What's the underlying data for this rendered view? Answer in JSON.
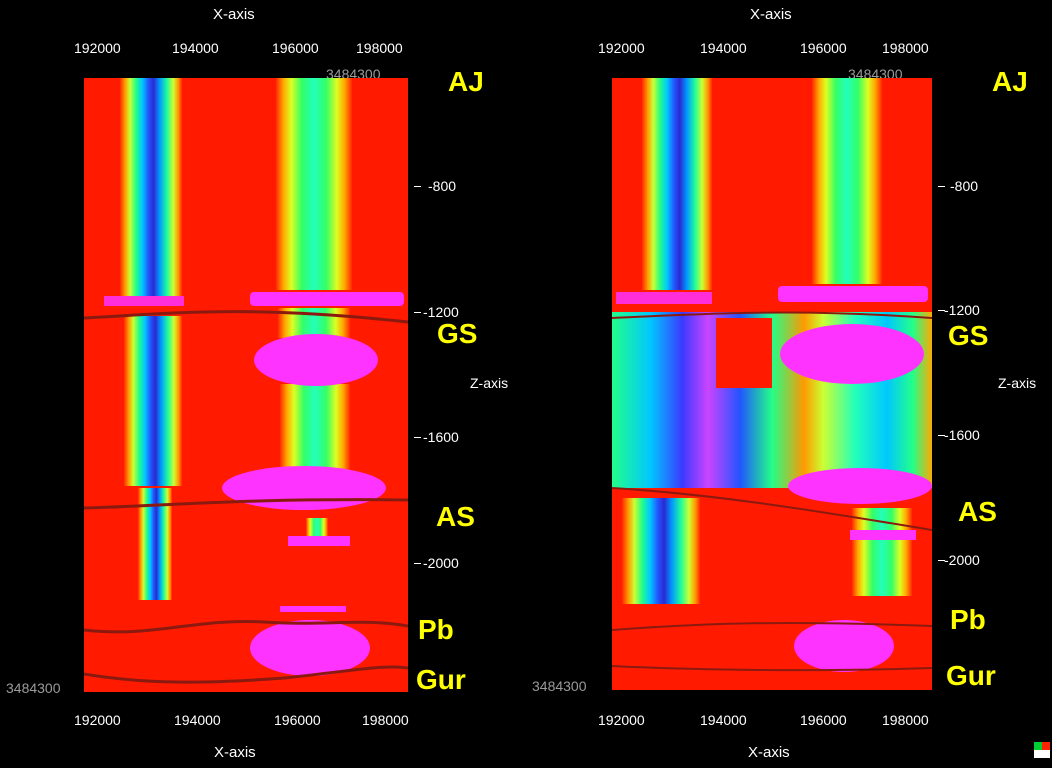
{
  "left": {
    "x_axis_top": "X-axis",
    "x_axis_bottom": "X-axis",
    "x_ticks_top": [
      "192000",
      "194000",
      "196000",
      "198000"
    ],
    "x_ticks_bottom": [
      "192000",
      "194000",
      "196000",
      "198000"
    ],
    "y_corner_top": "3484300",
    "y_corner_bottom": "3484300",
    "z_axis": "Z-axis",
    "z_ticks": [
      "-800",
      "-1200",
      "-1600",
      "-2000"
    ],
    "formations": [
      "AJ",
      "GS",
      "AS",
      "Pb",
      "Gur"
    ]
  },
  "right": {
    "x_axis_top": "X-axis",
    "x_axis_bottom": "X-axis",
    "x_ticks_top": [
      "192000",
      "194000",
      "196000",
      "198000"
    ],
    "x_ticks_bottom": [
      "192000",
      "194000",
      "196000",
      "198000"
    ],
    "y_corner_top": "3484300",
    "y_corner_bottom": "3484300",
    "z_axis": "Z-axis",
    "z_ticks": [
      "-800",
      "-1200",
      "-1600",
      "-2000"
    ],
    "formations": [
      "AJ",
      "GS",
      "AS",
      "Pb",
      "Gur"
    ]
  },
  "colors": {
    "background": "#000000",
    "formation_label": "#ffff00",
    "fill_red": "#ff1a00",
    "magenta": "#ff33ff",
    "horizon_line": "#8a1a10"
  },
  "icons": [
    "corner-color-icon"
  ]
}
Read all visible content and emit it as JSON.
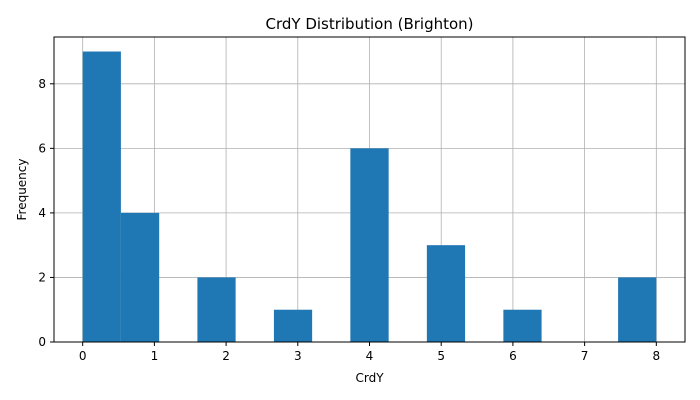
{
  "chart_data": {
    "type": "bar",
    "title": "CrdY Distribution (Brighton)",
    "xlabel": "CrdY",
    "ylabel": "Frequency",
    "xlim": [
      -0.4,
      8.4
    ],
    "ylim": [
      0,
      9.45
    ],
    "xticks": [
      0,
      1,
      2,
      3,
      4,
      5,
      6,
      7,
      8
    ],
    "yticks": [
      0,
      2,
      4,
      6,
      8
    ],
    "grid": true,
    "bar_color": "#1f77b4",
    "bins": [
      {
        "x0": 0.0,
        "x1": 0.533,
        "count": 9
      },
      {
        "x0": 0.533,
        "x1": 1.067,
        "count": 4
      },
      {
        "x0": 1.067,
        "x1": 1.6,
        "count": 0
      },
      {
        "x0": 1.6,
        "x1": 2.133,
        "count": 2
      },
      {
        "x0": 2.133,
        "x1": 2.667,
        "count": 0
      },
      {
        "x0": 2.667,
        "x1": 3.2,
        "count": 1
      },
      {
        "x0": 3.2,
        "x1": 3.733,
        "count": 0
      },
      {
        "x0": 3.733,
        "x1": 4.267,
        "count": 6
      },
      {
        "x0": 4.267,
        "x1": 4.8,
        "count": 0
      },
      {
        "x0": 4.8,
        "x1": 5.333,
        "count": 3
      },
      {
        "x0": 5.333,
        "x1": 5.867,
        "count": 0
      },
      {
        "x0": 5.867,
        "x1": 6.4,
        "count": 1
      },
      {
        "x0": 6.4,
        "x1": 6.933,
        "count": 0
      },
      {
        "x0": 6.933,
        "x1": 7.467,
        "count": 0
      },
      {
        "x0": 7.467,
        "x1": 8.0,
        "count": 2
      }
    ]
  }
}
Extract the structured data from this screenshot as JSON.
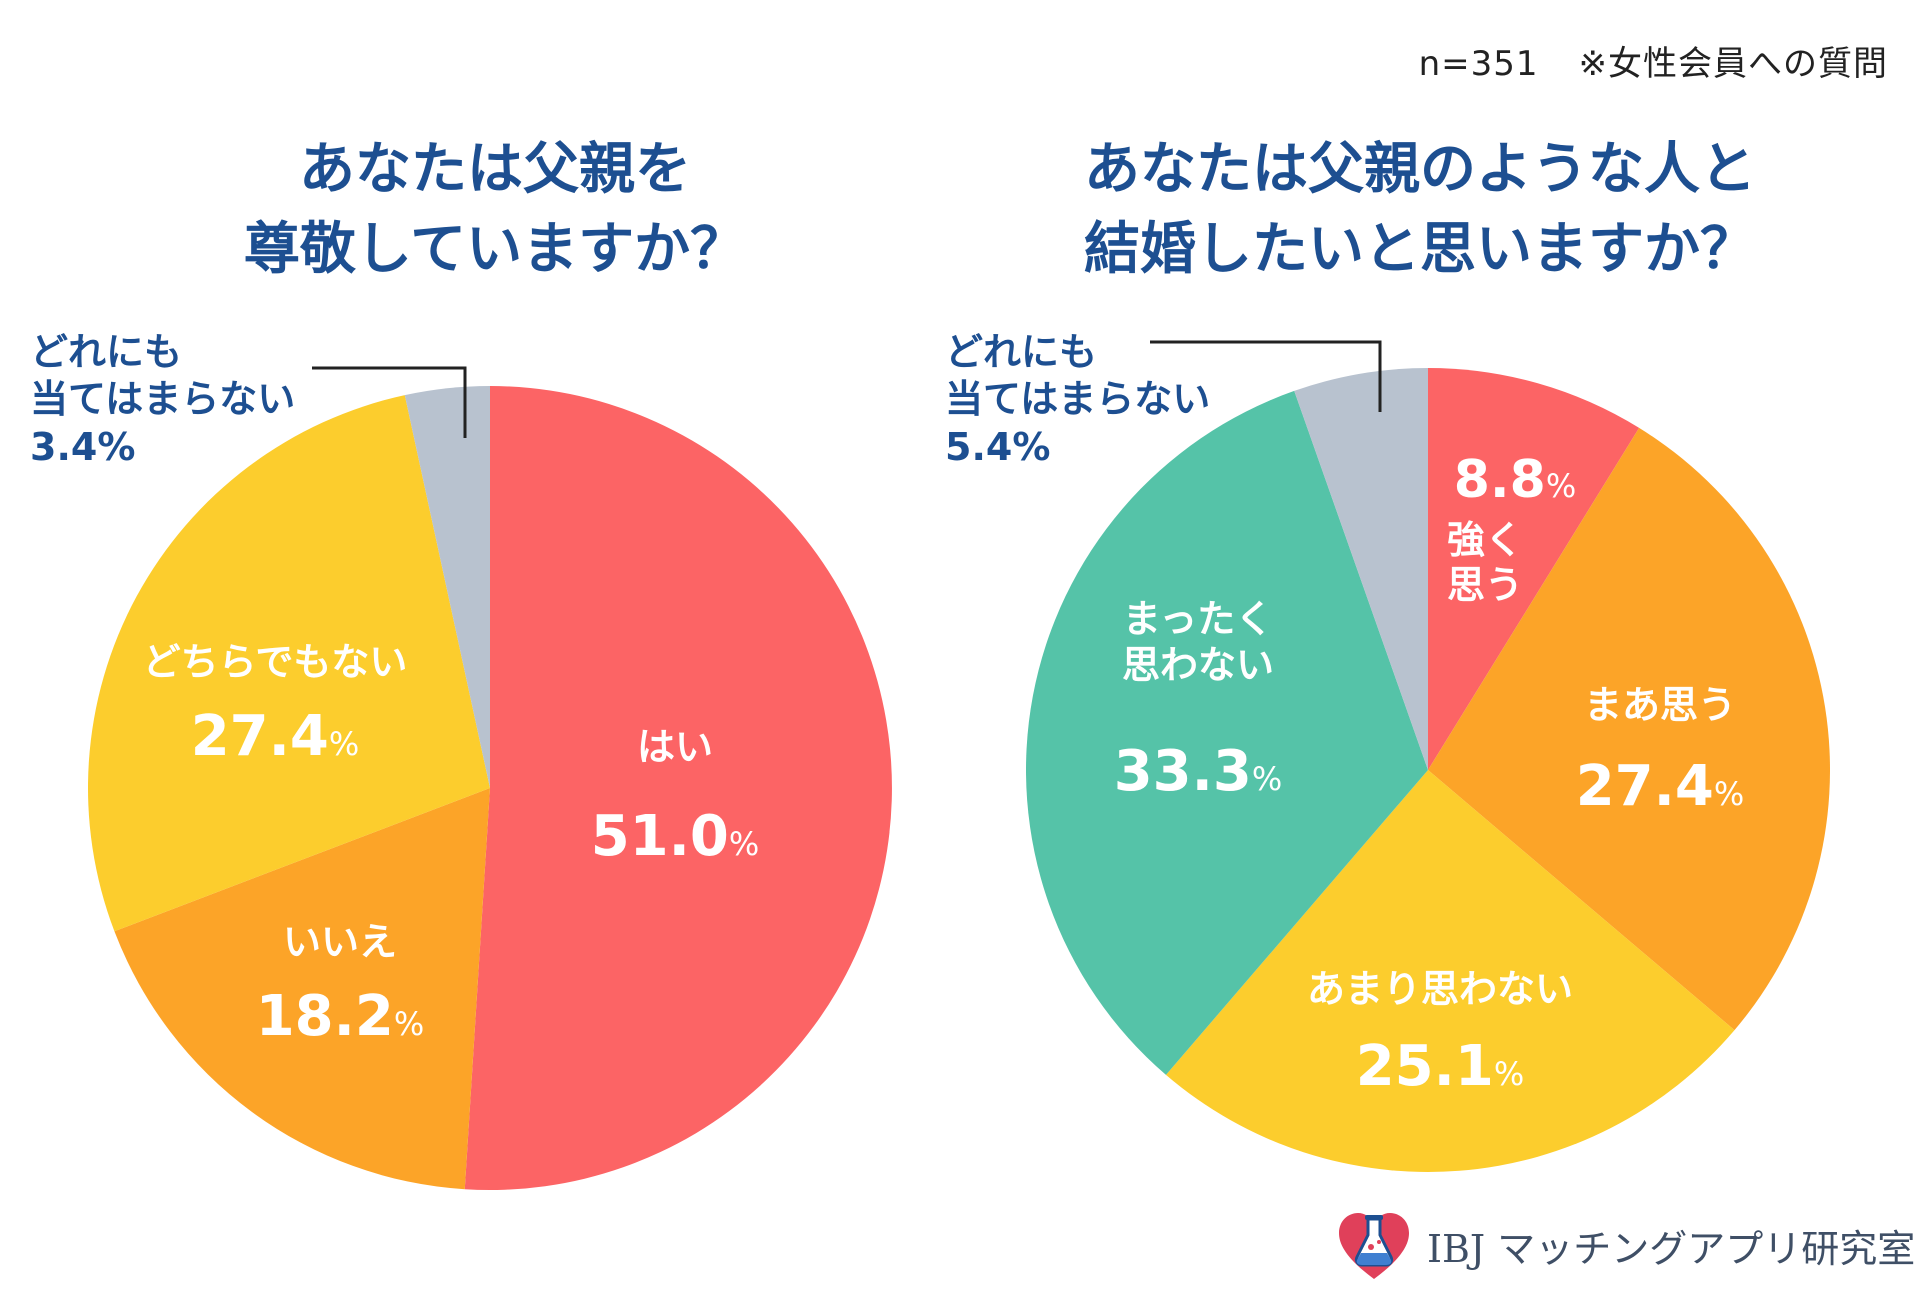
{
  "header": {
    "sample": "n=351",
    "note": "※女性会員への質問"
  },
  "brand": {
    "name": "IBJ マッチングアプリ研究室",
    "icon": "heart-flask-icon"
  },
  "colors": {
    "red": "#fc6465",
    "orange": "#fca428",
    "yellow": "#fccd2d",
    "green": "#55c3a8",
    "gray": "#b8c2cf",
    "title": "#1d4f91",
    "label": "#ffffff"
  },
  "chart_data": [
    {
      "type": "pie",
      "title": "あなたは父親を尊敬していますか？",
      "title_lines": [
        "あなたは父親を",
        "尊敬していますか？"
      ],
      "unit": "%",
      "slices": [
        {
          "label": "はい",
          "value": 51.0,
          "value_text": "51.0",
          "color": "#fc6465"
        },
        {
          "label": "いいえ",
          "value": 18.2,
          "value_text": "18.2",
          "color": "#fca428"
        },
        {
          "label": "どちらでもない",
          "value": 27.4,
          "value_text": "27.4",
          "color": "#fccd2d"
        },
        {
          "label": "どれにも当てはまらない",
          "label_lines": [
            "どれにも",
            "当てはまらない"
          ],
          "value": 3.4,
          "value_text": "3.4%",
          "color": "#b8c2cf"
        }
      ]
    },
    {
      "type": "pie",
      "title": "あなたは父親のような人と結婚したいと思いますか？",
      "title_lines": [
        "あなたは父親のような人と",
        "結婚したいと思いますか？"
      ],
      "unit": "%",
      "slices": [
        {
          "label": "強く思う",
          "label_lines": [
            "強く",
            "思う"
          ],
          "value": 8.8,
          "value_text": "8.8",
          "color": "#fc6465"
        },
        {
          "label": "まあ思う",
          "value": 27.4,
          "value_text": "27.4",
          "color": "#fca428"
        },
        {
          "label": "あまり思わない",
          "value": 25.1,
          "value_text": "25.1",
          "color": "#fccd2d"
        },
        {
          "label": "まったく思わない",
          "label_lines": [
            "まったく",
            "思わない"
          ],
          "value": 33.3,
          "value_text": "33.3",
          "color": "#55c3a8"
        },
        {
          "label": "どれにも当てはまらない",
          "label_lines": [
            "どれにも",
            "当てはまらない"
          ],
          "value": 5.4,
          "value_text": "5.4%",
          "color": "#b8c2cf"
        }
      ]
    }
  ]
}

Exercise prompt> From the listing above, copy every line that holds the string "JSON".

Response to this exercise>
What's the underlying data for this rendered view? Answer in JSON.
Read all visible content and emit it as JSON.
Extract the structured data from this screenshot as JSON.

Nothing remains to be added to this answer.